__Set exercise__.
Copy out all the lines where "users" shows up.

Dataset items:

>>>>

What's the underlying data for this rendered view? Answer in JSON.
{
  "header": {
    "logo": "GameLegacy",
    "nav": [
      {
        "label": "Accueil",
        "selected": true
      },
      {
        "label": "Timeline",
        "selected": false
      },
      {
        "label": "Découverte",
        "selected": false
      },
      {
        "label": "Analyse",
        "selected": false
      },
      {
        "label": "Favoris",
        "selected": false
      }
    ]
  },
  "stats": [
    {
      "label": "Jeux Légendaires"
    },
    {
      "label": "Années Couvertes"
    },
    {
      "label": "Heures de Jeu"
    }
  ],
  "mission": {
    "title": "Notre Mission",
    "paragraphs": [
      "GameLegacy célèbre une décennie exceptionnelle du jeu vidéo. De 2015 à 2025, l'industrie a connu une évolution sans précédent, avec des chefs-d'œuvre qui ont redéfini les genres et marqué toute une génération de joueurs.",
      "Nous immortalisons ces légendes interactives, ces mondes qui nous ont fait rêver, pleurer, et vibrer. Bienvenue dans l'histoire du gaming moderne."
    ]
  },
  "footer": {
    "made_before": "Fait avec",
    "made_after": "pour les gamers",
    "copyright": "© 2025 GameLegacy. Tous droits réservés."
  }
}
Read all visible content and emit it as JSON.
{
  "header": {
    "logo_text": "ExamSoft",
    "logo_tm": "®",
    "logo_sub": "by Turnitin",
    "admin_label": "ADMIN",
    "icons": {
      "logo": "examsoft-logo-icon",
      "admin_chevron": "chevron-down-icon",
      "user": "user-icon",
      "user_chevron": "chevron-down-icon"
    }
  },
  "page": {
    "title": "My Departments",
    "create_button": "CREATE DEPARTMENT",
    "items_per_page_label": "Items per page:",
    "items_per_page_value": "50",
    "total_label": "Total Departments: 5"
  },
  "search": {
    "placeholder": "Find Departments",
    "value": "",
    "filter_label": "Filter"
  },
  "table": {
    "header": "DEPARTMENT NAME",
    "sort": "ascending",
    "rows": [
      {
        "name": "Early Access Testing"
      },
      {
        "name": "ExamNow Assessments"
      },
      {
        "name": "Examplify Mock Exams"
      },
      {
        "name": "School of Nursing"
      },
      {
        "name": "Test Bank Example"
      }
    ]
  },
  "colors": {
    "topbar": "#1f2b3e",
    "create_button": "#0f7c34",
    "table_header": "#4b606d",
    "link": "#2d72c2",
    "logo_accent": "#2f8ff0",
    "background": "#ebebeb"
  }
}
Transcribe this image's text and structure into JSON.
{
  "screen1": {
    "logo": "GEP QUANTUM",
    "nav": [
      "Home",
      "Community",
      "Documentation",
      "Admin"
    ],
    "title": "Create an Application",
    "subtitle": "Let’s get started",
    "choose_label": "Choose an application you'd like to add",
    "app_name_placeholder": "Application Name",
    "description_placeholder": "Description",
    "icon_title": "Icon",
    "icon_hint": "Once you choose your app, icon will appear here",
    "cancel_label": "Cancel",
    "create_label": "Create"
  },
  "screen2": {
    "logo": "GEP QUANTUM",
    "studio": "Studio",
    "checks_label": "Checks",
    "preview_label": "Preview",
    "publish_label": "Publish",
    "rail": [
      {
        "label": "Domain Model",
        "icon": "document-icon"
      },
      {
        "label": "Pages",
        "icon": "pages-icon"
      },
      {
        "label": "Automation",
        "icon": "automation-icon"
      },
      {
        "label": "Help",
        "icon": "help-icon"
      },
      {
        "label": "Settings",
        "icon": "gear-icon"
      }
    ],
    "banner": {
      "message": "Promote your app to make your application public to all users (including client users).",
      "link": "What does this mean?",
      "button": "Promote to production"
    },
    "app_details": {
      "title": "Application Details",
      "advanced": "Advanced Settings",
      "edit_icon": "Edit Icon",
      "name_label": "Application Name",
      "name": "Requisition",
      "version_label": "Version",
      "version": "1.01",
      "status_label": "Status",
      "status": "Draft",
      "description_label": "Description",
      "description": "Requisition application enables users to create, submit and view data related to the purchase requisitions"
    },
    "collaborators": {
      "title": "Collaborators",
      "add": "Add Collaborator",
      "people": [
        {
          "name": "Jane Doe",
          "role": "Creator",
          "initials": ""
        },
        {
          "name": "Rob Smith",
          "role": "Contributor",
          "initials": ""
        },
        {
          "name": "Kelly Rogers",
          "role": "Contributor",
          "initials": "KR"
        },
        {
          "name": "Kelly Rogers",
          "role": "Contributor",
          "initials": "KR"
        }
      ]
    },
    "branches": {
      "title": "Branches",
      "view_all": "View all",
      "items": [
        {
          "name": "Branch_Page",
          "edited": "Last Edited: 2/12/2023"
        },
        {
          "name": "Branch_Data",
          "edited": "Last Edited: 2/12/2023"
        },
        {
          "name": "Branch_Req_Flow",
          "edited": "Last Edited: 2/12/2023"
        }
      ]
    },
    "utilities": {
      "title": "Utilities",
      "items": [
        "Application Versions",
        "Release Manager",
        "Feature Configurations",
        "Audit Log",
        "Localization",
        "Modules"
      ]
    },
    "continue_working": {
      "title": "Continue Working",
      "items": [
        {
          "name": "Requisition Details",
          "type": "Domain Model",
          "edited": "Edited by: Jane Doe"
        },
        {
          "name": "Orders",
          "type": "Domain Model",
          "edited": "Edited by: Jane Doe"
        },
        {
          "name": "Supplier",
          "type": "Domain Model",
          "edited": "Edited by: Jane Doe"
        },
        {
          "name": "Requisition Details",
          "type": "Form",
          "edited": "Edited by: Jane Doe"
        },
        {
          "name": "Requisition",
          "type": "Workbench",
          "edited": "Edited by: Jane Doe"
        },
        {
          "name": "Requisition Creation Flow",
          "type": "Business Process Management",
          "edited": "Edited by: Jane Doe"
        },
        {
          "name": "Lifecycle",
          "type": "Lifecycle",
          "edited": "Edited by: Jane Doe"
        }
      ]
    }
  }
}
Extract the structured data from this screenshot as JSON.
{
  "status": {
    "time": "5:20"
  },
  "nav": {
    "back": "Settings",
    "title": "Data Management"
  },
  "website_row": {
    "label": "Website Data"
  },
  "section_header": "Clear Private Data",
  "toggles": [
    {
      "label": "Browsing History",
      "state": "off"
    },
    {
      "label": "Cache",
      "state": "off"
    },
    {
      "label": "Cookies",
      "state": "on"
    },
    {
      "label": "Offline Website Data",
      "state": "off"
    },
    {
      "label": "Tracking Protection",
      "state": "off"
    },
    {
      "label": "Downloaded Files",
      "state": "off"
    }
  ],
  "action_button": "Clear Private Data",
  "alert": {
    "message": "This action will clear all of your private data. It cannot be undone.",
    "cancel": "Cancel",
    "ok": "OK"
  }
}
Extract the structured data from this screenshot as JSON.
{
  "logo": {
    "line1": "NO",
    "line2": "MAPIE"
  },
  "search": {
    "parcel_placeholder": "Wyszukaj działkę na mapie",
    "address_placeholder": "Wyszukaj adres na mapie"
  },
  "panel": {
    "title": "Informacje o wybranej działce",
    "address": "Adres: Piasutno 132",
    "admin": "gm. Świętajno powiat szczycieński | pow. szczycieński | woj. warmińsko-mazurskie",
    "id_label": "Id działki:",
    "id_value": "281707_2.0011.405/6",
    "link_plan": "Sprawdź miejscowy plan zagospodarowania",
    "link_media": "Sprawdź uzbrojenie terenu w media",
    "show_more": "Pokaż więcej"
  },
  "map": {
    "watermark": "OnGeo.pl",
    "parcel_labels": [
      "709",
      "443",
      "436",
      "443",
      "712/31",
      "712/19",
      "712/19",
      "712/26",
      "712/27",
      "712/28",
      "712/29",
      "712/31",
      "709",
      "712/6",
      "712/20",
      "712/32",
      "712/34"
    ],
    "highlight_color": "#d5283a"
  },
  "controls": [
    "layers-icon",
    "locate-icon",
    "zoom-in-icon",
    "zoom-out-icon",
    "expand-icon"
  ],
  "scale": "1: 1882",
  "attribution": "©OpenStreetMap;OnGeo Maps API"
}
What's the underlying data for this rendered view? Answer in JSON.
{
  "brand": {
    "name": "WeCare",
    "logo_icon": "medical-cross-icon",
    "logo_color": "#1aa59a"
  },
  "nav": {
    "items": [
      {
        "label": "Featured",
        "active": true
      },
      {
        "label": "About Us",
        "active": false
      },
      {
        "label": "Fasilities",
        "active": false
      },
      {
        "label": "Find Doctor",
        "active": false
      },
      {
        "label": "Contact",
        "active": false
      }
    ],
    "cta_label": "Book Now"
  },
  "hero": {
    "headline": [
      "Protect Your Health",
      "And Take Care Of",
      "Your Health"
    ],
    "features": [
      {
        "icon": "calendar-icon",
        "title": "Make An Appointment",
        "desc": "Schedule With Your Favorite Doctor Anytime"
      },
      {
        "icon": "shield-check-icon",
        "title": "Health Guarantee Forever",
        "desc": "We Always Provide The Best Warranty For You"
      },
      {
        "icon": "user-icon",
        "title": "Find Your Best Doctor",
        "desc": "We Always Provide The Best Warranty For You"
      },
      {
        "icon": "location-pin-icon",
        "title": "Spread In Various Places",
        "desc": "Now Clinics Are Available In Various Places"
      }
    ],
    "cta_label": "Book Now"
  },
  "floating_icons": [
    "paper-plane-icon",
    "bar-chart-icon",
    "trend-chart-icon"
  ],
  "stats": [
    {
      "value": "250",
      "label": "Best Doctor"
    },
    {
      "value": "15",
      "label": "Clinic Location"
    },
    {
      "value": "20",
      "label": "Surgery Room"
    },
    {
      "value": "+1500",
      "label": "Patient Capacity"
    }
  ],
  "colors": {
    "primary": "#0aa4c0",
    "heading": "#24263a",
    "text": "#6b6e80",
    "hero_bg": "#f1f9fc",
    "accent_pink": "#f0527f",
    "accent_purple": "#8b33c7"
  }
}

<<<<

__Exercise answer__.
      "message": "Promote your app to make your application public to all users (including client users).",
      "description": "Requisition application enables users to create, submit and view data related to the purchase requisitions"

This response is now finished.